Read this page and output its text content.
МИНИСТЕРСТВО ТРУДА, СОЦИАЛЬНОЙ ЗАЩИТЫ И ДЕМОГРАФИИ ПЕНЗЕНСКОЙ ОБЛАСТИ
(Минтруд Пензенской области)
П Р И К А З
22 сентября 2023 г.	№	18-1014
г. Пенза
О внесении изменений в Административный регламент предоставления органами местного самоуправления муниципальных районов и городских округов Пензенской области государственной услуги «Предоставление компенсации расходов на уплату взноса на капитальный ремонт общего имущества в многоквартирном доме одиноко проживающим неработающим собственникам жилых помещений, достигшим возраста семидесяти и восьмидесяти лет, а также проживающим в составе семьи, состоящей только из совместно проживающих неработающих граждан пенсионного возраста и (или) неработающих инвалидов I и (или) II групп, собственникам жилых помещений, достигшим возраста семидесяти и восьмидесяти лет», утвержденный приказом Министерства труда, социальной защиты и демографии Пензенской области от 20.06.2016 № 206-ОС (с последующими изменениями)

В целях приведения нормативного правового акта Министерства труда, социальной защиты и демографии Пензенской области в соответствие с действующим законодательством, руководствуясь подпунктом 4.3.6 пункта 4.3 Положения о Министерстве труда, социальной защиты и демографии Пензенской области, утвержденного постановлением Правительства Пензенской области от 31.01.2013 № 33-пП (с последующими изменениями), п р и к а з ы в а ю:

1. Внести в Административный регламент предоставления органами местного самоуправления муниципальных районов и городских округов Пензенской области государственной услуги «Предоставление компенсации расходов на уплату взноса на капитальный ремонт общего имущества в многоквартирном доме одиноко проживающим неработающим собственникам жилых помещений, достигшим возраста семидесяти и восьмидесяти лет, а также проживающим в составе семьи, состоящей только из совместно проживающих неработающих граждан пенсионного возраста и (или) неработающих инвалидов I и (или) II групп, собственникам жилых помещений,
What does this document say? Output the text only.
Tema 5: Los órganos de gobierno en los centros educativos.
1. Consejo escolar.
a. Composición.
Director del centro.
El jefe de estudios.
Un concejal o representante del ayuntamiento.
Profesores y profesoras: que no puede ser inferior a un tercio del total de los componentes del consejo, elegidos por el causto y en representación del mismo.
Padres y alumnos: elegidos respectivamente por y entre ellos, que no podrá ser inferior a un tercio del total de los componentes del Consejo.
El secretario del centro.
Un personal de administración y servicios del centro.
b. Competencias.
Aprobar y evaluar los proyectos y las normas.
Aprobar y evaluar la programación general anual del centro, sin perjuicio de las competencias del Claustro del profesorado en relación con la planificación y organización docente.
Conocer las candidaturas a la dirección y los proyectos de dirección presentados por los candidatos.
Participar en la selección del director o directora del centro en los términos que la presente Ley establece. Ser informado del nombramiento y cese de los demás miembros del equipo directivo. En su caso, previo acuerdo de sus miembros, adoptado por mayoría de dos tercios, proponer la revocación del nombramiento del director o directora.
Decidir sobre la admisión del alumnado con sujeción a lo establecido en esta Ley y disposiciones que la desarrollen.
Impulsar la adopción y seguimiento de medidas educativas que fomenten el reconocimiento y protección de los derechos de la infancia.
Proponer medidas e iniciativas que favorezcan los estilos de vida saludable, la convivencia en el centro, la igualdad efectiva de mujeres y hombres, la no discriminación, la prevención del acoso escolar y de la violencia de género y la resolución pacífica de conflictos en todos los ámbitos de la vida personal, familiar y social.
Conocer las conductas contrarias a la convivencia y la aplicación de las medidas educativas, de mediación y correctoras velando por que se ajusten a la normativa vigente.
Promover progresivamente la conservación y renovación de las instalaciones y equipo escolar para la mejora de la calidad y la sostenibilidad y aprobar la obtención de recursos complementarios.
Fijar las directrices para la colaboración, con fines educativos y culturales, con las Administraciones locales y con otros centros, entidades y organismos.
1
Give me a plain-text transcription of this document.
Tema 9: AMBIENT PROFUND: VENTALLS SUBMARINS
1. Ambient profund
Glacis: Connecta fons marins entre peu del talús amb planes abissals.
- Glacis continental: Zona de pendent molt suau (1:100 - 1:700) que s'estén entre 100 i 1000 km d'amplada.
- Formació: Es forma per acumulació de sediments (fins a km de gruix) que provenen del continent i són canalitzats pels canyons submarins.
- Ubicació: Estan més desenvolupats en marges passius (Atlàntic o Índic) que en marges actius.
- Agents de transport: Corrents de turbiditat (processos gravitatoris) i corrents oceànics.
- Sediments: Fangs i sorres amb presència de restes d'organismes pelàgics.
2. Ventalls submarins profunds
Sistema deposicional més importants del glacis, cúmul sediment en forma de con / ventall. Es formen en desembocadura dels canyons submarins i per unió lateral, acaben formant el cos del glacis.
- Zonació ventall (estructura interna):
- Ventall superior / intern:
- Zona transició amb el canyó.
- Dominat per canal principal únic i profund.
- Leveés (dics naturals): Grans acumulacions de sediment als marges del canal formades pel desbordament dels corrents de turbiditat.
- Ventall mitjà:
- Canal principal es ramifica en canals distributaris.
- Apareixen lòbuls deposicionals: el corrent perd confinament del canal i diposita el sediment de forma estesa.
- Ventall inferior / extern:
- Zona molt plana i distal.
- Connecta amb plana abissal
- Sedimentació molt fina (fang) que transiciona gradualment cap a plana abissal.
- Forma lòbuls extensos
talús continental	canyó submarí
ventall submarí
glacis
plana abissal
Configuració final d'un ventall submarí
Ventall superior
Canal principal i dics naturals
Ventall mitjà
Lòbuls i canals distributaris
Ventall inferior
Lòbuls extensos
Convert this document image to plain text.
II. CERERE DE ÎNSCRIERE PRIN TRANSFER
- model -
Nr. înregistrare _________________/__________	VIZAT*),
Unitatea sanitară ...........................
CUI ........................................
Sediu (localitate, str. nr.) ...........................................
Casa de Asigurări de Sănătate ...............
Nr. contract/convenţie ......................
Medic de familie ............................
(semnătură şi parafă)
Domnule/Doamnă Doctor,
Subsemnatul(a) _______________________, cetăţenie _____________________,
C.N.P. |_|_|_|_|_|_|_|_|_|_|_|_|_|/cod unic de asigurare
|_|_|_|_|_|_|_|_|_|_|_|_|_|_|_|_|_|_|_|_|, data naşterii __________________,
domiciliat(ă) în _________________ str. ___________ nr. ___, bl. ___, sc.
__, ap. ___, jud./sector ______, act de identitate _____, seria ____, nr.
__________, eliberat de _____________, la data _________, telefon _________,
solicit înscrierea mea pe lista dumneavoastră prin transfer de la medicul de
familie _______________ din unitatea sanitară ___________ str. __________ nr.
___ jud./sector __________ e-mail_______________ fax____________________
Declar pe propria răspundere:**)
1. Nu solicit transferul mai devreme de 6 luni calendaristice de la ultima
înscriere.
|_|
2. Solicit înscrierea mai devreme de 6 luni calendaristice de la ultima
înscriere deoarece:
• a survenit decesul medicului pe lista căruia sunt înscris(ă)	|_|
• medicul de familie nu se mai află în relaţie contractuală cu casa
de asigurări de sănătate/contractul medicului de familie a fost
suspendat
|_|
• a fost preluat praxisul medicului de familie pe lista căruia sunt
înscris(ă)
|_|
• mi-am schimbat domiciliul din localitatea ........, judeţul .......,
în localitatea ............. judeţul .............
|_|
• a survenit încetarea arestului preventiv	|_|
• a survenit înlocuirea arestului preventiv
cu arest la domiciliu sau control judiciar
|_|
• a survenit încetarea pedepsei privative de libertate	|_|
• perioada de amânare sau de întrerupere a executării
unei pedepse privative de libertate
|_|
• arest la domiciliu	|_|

* Task prompt
All lines that include "proyectos" are to be gathered and copied.

* Right answer
Aprobar y evaluar los proyectos y las normas.
Conocer las candidaturas a la dirección y los proyectos de dirección presentados por los candidatos.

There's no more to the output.